[TO BE DONE]:
Beneath this task is a listing; retype all of it exactly.

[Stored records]
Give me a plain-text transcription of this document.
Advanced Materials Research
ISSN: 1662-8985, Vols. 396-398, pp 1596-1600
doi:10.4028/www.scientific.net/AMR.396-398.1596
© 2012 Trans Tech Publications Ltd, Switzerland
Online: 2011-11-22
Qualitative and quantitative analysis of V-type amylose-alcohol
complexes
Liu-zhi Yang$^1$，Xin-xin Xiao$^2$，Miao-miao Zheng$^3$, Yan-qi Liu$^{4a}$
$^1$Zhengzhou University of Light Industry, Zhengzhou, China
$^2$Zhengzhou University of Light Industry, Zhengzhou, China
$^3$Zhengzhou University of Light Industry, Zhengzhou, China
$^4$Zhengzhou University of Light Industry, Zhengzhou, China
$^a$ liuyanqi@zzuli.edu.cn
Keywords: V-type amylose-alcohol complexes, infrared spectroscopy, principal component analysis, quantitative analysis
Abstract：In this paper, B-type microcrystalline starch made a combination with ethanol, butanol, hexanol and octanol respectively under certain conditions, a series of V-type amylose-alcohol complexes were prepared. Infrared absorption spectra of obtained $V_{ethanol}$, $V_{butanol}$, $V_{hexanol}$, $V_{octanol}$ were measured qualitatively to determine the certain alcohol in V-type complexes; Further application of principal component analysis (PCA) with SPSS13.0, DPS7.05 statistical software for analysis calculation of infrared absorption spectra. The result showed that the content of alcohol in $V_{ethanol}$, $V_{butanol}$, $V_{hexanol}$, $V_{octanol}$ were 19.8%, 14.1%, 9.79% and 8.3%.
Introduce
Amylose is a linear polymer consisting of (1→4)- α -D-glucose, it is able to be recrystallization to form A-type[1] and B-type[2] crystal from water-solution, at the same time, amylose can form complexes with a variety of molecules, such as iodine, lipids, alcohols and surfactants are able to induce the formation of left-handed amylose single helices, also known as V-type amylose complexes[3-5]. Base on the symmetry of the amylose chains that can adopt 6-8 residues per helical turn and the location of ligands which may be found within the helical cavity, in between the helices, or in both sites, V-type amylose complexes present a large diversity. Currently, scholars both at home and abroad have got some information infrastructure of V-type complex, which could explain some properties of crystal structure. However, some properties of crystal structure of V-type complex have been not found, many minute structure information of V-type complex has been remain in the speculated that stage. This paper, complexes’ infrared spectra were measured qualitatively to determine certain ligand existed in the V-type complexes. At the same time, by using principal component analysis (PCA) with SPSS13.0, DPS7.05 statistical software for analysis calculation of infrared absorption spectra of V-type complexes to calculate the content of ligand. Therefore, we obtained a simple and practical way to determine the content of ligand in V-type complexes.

[THE OUTPUT]:
Give me a plain-text transcription of this document.
Advanced Materials Research
ISSN: 1662-8985, Vols. 396-398, pp 1596-1600
doi:10.4028/www.scientific.net/AMR.396-398.1596
© 2012 Trans Tech Publications Ltd, Switzerland
Online: 2011-11-22
Qualitative and quantitative analysis of V-type amylose-alcohol
complexes
Liu-zhi Yang$^1$，Xin-xin Xiao$^2$，Miao-miao Zheng$^3$, Yan-qi Liu$^{4a}$
$^1$Zhengzhou University of Light Industry, Zhengzhou, China
$^2$Zhengzhou University of Light Industry, Zhengzhou, China
$^3$Zhengzhou University of Light Industry, Zhengzhou, China
$^4$Zhengzhou University of Light Industry, Zhengzhou, China
$^a$ liuyanqi@zzuli.edu.cn
Keywords: V-type amylose-alcohol complexes, infrared spectroscopy, principal component analysis, quantitative analysis
Abstract：In this paper, B-type microcrystalline starch made a combination with ethanol, butanol, hexanol and octanol respectively under certain conditions, a series of V-type amylose-alcohol complexes were prepared. Infrared absorption spectra of obtained $V_{ethanol}$, $V_{butanol}$, $V_{hexanol}$, $V_{octanol}$ were measured qualitatively to determine the certain alcohol in V-type complexes; Further application of principal component analysis (PCA) with SPSS13.0, DPS7.05 statistical software for analysis calculation of infrared absorption spectra. The result showed that the content of alcohol in $V_{ethanol}$, $V_{butanol}$, $V_{hexanol}$, $V_{octanol}$ were 19.8%, 14.1%, 9.79% and 8.3%.
Introduce
Amylose is a linear polymer consisting of (1→4)- α -D-glucose, it is able to be recrystallization to form A-type[1] and B-type[2] crystal from water-solution, at the same time, amylose can form complexes with a variety of molecules, such as iodine, lipids, alcohols and surfactants are able to induce the formation of left-handed amylose single helices, also known as V-type amylose complexes[3-5]. Base on the symmetry of the amylose chains that can adopt 6-8 residues per helical turn and the location of ligands which may be found within the helical cavity, in between the helices, or in both sites, V-type amylose complexes present a large diversity. Currently, scholars both at home and abroad have got some information infrastructure of V-type complex, which could explain some properties of crystal structure. However, some properties of crystal structure of V-type complex have been not found, many minute structure information of V-type complex has been remain in the speculated that stage. This paper, complexes’ infrared spectra were measured qualitatively to determine certain ligand existed in the V-type complexes. At the same time, by using principal component analysis (PCA) with SPSS13.0, DPS7.05 statistical software for analysis calculation of infrared absorption spectra of V-type complexes to calculate the content of ligand. Therefore, we obtained a simple and practical way to determine the content of ligand in V-type complexes.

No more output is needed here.